### Data in this exercise
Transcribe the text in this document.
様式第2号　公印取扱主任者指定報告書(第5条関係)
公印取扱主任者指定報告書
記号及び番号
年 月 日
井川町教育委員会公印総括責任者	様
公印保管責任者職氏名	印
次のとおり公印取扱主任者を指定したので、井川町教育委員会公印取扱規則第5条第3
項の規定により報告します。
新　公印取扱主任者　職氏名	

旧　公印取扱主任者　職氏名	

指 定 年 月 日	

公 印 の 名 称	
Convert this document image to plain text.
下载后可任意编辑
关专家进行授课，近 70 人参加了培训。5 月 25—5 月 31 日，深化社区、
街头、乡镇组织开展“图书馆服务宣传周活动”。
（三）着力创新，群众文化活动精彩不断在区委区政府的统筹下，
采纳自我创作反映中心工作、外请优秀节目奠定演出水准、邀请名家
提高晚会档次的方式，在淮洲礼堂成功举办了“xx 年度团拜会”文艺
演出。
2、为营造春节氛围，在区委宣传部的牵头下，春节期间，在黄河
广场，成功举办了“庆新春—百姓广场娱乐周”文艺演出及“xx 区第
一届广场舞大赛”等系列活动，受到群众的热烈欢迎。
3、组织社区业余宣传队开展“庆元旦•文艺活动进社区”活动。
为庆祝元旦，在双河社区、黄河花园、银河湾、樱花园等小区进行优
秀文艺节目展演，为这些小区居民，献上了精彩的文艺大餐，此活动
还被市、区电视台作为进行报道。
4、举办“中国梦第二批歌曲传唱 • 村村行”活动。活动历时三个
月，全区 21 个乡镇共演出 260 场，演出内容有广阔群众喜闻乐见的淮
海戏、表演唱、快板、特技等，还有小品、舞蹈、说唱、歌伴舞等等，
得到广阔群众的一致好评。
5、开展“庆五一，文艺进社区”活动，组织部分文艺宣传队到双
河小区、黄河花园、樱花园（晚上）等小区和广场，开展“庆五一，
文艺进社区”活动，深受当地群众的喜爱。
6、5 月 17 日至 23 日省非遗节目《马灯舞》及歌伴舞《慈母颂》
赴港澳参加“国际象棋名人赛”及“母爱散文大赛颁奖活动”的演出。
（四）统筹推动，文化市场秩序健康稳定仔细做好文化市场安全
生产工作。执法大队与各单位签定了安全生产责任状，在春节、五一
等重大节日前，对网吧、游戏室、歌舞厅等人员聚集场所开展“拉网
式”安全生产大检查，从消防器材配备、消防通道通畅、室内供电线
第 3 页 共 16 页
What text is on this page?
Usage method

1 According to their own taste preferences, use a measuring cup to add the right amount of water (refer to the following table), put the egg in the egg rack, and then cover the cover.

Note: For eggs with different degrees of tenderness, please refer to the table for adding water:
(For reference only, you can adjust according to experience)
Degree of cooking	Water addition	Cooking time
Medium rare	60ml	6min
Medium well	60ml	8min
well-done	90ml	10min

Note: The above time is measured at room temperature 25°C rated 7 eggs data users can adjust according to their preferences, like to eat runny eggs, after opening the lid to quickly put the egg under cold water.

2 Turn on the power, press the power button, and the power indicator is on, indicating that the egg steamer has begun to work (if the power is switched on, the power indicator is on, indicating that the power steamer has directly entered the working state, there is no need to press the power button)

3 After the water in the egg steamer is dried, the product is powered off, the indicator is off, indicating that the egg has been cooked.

### Problem requirements
Retype the data exactly as given.

### Full answer
Transcribe the text in this document.
様式第2号　公印取扱主任者指定報告書(第5条関係)
公印取扱主任者指定報告書
記号及び番号
年 月 日
井川町教育委員会公印総括責任者	様
公印保管責任者職氏名	印
次のとおり公印取扱主任者を指定したので、井川町教育委員会公印取扱規則第5条第3
項の規定により報告します。
新　公印取扱主任者　職氏名	

旧　公印取扱主任者　職氏名	

指 定 年 月 日	

公 印 の 名 称	
Convert this document image to plain text.
下载后可任意编辑
关专家进行授课，近 70 人参加了培训。5 月 25—5 月 31 日，深化社区、
街头、乡镇组织开展“图书馆服务宣传周活动”。
（三）着力创新，群众文化活动精彩不断在区委区政府的统筹下，
采纳自我创作反映中心工作、外请优秀节目奠定演出水准、邀请名家
提高晚会档次的方式，在淮洲礼堂成功举办了“xx 年度团拜会”文艺
演出。
2、为营造春节氛围，在区委宣传部的牵头下，春节期间，在黄河
广场，成功举办了“庆新春—百姓广场娱乐周”文艺演出及“xx 区第
一届广场舞大赛”等系列活动，受到群众的热烈欢迎。
3、组织社区业余宣传队开展“庆元旦•文艺活动进社区”活动。
为庆祝元旦，在双河社区、黄河花园、银河湾、樱花园等小区进行优
秀文艺节目展演，为这些小区居民，献上了精彩的文艺大餐，此活动
还被市、区电视台作为进行报道。
4、举办“中国梦第二批歌曲传唱 • 村村行”活动。活动历时三个
月，全区 21 个乡镇共演出 260 场，演出内容有广阔群众喜闻乐见的淮
海戏、表演唱、快板、特技等，还有小品、舞蹈、说唱、歌伴舞等等，
得到广阔群众的一致好评。
5、开展“庆五一，文艺进社区”活动，组织部分文艺宣传队到双
河小区、黄河花园、樱花园（晚上）等小区和广场，开展“庆五一，
文艺进社区”活动，深受当地群众的喜爱。
6、5 月 17 日至 23 日省非遗节目《马灯舞》及歌伴舞《慈母颂》
赴港澳参加“国际象棋名人赛”及“母爱散文大赛颁奖活动”的演出。
（四）统筹推动，文化市场秩序健康稳定仔细做好文化市场安全
生产工作。执法大队与各单位签定了安全生产责任状，在春节、五一
等重大节日前，对网吧、游戏室、歌舞厅等人员聚集场所开展“拉网
式”安全生产大检查，从消防器材配备、消防通道通畅、室内供电线
第 3 页 共 16 页
What text is on this page?
Usage method

1 According to their own taste preferences, use a measuring cup to add the right amount of water (refer to the following table), put the egg in the egg rack, and then cover the cover.

Note: For eggs with different degrees of tenderness, please refer to the table for adding water:
(For reference only, you can adjust according to experience)
Degree of cooking	Water addition	Cooking time
Medium rare	60ml	6min
Medium well	60ml	8min
well-done	90ml	10min

Note: The above time is measured at room temperature 25°C rated 7 eggs data users can adjust according to their preferences, like to eat runny eggs, after opening the lid to quickly put the egg under cold water.

2 Turn on the power, press the power button, and the power indicator is on, indicating that the egg steamer has begun to work (if the power is switched on, the power indicator is on, indicating that the power steamer has directly entered the working state, there is no need to press the power button)

3 After the water in the egg steamer is dried, the product is powered off, the indicator is off, indicating that the egg has been cooked.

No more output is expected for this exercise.